Identify each line holding the string "تقاطعی" and copy it.

** BEGIN Extracted information **

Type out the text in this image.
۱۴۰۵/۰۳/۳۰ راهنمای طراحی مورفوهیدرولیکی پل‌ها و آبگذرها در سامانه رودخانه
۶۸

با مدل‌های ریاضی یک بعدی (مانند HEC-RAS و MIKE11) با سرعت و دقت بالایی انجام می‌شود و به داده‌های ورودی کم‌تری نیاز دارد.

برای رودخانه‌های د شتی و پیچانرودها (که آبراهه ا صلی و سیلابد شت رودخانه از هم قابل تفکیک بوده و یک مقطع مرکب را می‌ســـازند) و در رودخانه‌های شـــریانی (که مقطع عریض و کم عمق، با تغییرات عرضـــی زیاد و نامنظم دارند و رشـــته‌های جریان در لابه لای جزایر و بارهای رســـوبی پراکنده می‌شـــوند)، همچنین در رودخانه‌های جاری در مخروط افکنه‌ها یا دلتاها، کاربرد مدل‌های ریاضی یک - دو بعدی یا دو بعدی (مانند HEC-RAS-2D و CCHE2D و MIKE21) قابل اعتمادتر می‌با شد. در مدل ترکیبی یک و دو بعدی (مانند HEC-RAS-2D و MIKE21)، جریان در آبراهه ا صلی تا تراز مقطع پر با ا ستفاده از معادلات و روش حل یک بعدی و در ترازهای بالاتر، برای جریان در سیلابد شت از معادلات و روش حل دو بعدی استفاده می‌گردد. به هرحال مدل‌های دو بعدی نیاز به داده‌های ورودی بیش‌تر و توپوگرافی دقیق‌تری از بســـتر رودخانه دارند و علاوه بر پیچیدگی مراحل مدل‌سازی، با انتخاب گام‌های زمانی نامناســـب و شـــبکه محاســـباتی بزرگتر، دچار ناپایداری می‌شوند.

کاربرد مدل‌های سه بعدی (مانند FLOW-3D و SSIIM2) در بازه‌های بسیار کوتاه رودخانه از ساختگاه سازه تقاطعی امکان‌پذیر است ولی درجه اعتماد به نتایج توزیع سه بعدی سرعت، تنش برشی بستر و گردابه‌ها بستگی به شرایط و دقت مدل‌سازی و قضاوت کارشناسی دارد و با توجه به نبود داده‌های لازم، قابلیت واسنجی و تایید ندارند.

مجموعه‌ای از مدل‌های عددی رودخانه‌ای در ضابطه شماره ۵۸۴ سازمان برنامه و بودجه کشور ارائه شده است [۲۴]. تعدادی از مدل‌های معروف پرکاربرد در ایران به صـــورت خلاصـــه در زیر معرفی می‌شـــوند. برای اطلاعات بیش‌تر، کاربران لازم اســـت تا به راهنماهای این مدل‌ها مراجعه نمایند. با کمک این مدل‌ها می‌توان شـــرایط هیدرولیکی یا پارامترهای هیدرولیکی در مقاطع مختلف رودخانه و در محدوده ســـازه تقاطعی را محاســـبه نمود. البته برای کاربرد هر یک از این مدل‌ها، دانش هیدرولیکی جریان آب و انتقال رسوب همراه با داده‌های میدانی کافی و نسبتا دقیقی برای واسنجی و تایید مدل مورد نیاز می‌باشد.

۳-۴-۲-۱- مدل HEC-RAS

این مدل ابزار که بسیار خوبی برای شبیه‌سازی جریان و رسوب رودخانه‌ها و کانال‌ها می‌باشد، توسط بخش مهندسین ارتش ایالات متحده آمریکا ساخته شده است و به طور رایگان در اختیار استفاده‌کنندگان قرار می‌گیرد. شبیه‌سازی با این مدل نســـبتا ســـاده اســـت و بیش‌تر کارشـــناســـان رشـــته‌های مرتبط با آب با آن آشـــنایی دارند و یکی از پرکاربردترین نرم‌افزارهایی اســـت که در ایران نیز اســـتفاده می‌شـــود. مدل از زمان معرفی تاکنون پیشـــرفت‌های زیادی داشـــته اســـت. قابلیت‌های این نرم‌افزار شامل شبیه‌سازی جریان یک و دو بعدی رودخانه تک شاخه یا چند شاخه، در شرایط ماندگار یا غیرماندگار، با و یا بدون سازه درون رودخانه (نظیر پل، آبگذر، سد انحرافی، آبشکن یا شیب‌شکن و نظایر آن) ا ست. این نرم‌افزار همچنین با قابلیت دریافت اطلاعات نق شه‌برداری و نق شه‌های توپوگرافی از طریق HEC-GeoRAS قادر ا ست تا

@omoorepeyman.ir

** END Extracted information **

> Completed exercise:
کاربرد مدل‌های سه بعدی (مانند FLOW-3D و SSIIM2) در بازه‌های بسیار کوتاه رودخانه از ساختگاه سازه تقاطعی امکان‌پذیر است ولی درجه اعتماد به نتایج توزیع سه بعدی سرعت، تنش برشی بستر و گردابه‌ها بستگی به شرایط و دقت مدل‌سازی و قضاوت کارشناسی دارد و با توجه به نبود داده‌های لازم، قابلیت واسنجی و تایید ندارند.
مجموعه‌ای از مدل‌های عددی رودخانه‌ای در ضابطه شماره ۵۸۴ سازمان برنامه و بودجه کشور ارائه شده است [۲۴]. تعدادی از مدل‌های معروف پرکاربرد در ایران به صـــورت خلاصـــه در زیر معرفی می‌شـــوند. برای اطلاعات بیش‌تر، کاربران لازم اســـت تا به راهنماهای این مدل‌ها مراجعه نمایند. با کمک این مدل‌ها می‌توان شـــرایط هیدرولیکی یا پارامترهای هیدرولیکی در مقاطع مختلف رودخانه و در محدوده ســـازه تقاطعی را محاســـبه نمود. البته برای کاربرد هر یک از این مدل‌ها، دانش هیدرولیکی جریان آب و انتقال رسوب همراه با داده‌های میدانی کافی و نسبتا دقیقی برای واسنجی و تایید مدل مورد نیاز می‌باشد.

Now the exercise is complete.